*Excerpted data*.
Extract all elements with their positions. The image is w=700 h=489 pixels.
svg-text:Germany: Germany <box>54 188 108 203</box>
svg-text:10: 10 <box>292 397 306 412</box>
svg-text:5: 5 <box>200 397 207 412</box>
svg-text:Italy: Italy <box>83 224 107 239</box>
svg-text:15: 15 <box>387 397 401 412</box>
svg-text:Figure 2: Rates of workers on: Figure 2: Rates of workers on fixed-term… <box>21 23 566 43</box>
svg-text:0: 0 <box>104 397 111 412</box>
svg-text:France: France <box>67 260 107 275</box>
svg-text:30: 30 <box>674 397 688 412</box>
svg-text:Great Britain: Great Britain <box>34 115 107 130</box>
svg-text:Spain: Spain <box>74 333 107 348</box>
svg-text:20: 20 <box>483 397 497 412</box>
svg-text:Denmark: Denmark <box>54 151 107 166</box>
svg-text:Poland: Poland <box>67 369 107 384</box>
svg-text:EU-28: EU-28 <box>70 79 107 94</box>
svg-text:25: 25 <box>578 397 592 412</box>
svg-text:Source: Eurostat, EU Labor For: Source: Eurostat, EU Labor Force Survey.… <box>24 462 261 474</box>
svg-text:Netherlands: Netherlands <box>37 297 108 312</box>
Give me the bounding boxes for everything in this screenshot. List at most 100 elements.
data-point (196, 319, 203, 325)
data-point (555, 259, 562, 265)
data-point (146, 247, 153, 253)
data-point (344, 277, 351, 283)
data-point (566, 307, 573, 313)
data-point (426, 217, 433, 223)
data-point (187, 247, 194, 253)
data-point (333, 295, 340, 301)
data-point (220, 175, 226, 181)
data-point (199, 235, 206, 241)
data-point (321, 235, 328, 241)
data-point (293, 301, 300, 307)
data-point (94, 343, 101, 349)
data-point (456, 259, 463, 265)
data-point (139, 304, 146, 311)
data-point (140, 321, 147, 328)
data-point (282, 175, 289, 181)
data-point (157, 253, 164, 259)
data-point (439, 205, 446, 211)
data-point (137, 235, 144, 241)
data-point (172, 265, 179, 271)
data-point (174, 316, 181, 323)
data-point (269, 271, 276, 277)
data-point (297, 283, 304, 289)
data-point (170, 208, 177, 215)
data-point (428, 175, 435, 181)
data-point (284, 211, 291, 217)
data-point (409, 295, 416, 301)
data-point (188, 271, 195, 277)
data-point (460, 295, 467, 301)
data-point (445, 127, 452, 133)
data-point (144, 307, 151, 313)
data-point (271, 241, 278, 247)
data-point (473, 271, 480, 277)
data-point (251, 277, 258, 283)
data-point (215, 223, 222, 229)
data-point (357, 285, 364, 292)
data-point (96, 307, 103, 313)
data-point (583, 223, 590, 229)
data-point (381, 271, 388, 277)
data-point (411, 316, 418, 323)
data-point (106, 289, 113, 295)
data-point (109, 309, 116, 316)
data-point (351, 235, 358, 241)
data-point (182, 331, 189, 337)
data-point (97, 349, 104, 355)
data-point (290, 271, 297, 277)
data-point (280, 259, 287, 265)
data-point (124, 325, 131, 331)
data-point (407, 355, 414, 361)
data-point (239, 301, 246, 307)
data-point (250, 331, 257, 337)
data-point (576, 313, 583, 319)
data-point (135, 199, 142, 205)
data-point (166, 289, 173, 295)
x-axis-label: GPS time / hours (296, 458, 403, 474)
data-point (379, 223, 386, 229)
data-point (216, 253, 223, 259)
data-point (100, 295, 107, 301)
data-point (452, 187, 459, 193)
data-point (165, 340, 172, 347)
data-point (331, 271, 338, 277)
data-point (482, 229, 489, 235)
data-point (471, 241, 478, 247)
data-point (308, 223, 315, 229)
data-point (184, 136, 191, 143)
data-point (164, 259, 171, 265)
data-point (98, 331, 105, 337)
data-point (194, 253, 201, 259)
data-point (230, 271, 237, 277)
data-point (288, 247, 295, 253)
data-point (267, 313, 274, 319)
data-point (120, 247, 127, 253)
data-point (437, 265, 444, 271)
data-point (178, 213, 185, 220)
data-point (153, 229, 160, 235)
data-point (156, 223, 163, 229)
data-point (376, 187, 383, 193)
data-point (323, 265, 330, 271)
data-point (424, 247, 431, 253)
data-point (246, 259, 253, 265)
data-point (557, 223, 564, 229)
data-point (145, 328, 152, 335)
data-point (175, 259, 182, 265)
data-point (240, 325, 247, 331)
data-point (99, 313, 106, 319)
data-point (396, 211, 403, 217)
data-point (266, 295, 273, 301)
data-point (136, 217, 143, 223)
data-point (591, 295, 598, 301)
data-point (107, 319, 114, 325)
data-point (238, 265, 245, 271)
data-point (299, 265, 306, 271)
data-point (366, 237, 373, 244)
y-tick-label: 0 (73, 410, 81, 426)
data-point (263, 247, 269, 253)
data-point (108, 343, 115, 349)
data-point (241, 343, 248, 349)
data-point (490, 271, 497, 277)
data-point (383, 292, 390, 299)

*Short task*.
Can you reproduce the material above, swapping every "Great Britain" for "United Kingdom" and leaving everything else unchanged?

*Worked answer*.
Extract all elements with their positions. The image is w=700 h=489 pixels.
svg-text:Germany: Germany <box>54 188 108 203</box>
svg-text:10: 10 <box>292 397 306 412</box>
svg-text:5: 5 <box>200 397 207 412</box>
svg-text:Italy: Italy <box>83 224 107 239</box>
svg-text:15: 15 <box>387 397 401 412</box>
svg-text:Figure 2: Rates of workers on: Figure 2: Rates of workers on fixed-term… <box>21 23 566 43</box>
svg-text:0: 0 <box>104 397 111 412</box>
svg-text:France: France <box>67 260 107 275</box>
svg-text:30: 30 <box>674 397 688 412</box>
svg-text:United Kingdom: United Kingdom <box>34 115 107 130</box>
svg-text:Spain: Spain <box>74 333 107 348</box>
svg-text:20: 20 <box>483 397 497 412</box>
svg-text:Denmark: Denmark <box>54 151 107 166</box>
svg-text:Poland: Poland <box>67 369 107 384</box>
svg-text:EU-28: EU-28 <box>70 79 107 94</box>
svg-text:25: 25 <box>578 397 592 412</box>
svg-text:Source: Eurostat, EU Labor For: Source: Eurostat, EU Labor Force Survey.… <box>24 462 261 474</box>
svg-text:Netherlands: Netherlands <box>37 297 108 312</box>
Give me the bounding boxes for everything in this screenshot. List at most 100 elements.
data-point (196, 319, 203, 325)
data-point (555, 259, 562, 265)
data-point (146, 247, 153, 253)
data-point (344, 277, 351, 283)
data-point (566, 307, 573, 313)
data-point (426, 217, 433, 223)
data-point (187, 247, 194, 253)
data-point (333, 295, 340, 301)
data-point (220, 175, 226, 181)
data-point (199, 235, 206, 241)
data-point (321, 235, 328, 241)
data-point (293, 301, 300, 307)
data-point (94, 343, 101, 349)
data-point (456, 259, 463, 265)
data-point (139, 304, 146, 311)
data-point (140, 321, 147, 328)
data-point (282, 175, 289, 181)
data-point (157, 253, 164, 259)
data-point (439, 205, 446, 211)
data-point (137, 235, 144, 241)
data-point (172, 265, 179, 271)
data-point (174, 316, 181, 323)
data-point (269, 271, 276, 277)
data-point (297, 283, 304, 289)
data-point (170, 208, 177, 215)
data-point (428, 175, 435, 181)
data-point (284, 211, 291, 217)
data-point (409, 295, 416, 301)
data-point (188, 271, 195, 277)
data-point (460, 295, 467, 301)
data-point (445, 127, 452, 133)
data-point (144, 307, 151, 313)
data-point (271, 241, 278, 247)
data-point (473, 271, 480, 277)
data-point (251, 277, 258, 283)
data-point (215, 223, 222, 229)
data-point (357, 285, 364, 292)
data-point (96, 307, 103, 313)
data-point (583, 223, 590, 229)
data-point (381, 271, 388, 277)
data-point (411, 316, 418, 323)
data-point (106, 289, 113, 295)
data-point (109, 309, 116, 316)
data-point (351, 235, 358, 241)
data-point (182, 331, 189, 337)
data-point (97, 349, 104, 355)
data-point (290, 271, 297, 277)
data-point (280, 259, 287, 265)
data-point (124, 325, 131, 331)
data-point (407, 355, 414, 361)
data-point (239, 301, 246, 307)
data-point (250, 331, 257, 337)
data-point (576, 313, 583, 319)
data-point (135, 199, 142, 205)
data-point (166, 289, 173, 295)
x-axis-label: GPS time / hours (296, 458, 403, 474)
data-point (379, 223, 386, 229)
data-point (216, 253, 223, 259)
data-point (100, 295, 107, 301)
data-point (452, 187, 459, 193)
data-point (165, 340, 172, 347)
data-point (331, 271, 338, 277)
data-point (482, 229, 489, 235)
data-point (471, 241, 478, 247)
data-point (308, 223, 315, 229)
data-point (184, 136, 191, 143)
data-point (164, 259, 171, 265)
data-point (98, 331, 105, 337)
data-point (194, 253, 201, 259)
data-point (230, 271, 237, 277)
data-point (288, 247, 295, 253)
data-point (267, 313, 274, 319)
data-point (120, 247, 127, 253)
data-point (437, 265, 444, 271)
data-point (178, 213, 185, 220)
data-point (153, 229, 160, 235)
data-point (156, 223, 163, 229)
data-point (376, 187, 383, 193)
data-point (323, 265, 330, 271)
data-point (424, 247, 431, 253)
data-point (246, 259, 253, 265)
data-point (557, 223, 564, 229)
data-point (145, 328, 152, 335)
data-point (175, 259, 182, 265)
data-point (240, 325, 247, 331)
data-point (99, 313, 106, 319)
data-point (396, 211, 403, 217)
data-point (266, 295, 273, 301)
data-point (136, 217, 143, 223)
data-point (591, 295, 598, 301)
data-point (107, 319, 114, 325)
data-point (238, 265, 245, 271)
data-point (299, 265, 306, 271)
data-point (366, 237, 373, 244)
y-tick-label: 0 (73, 410, 81, 426)
data-point (263, 247, 269, 253)
data-point (108, 343, 115, 349)
data-point (241, 343, 248, 349)
data-point (490, 271, 497, 277)
data-point (383, 292, 390, 299)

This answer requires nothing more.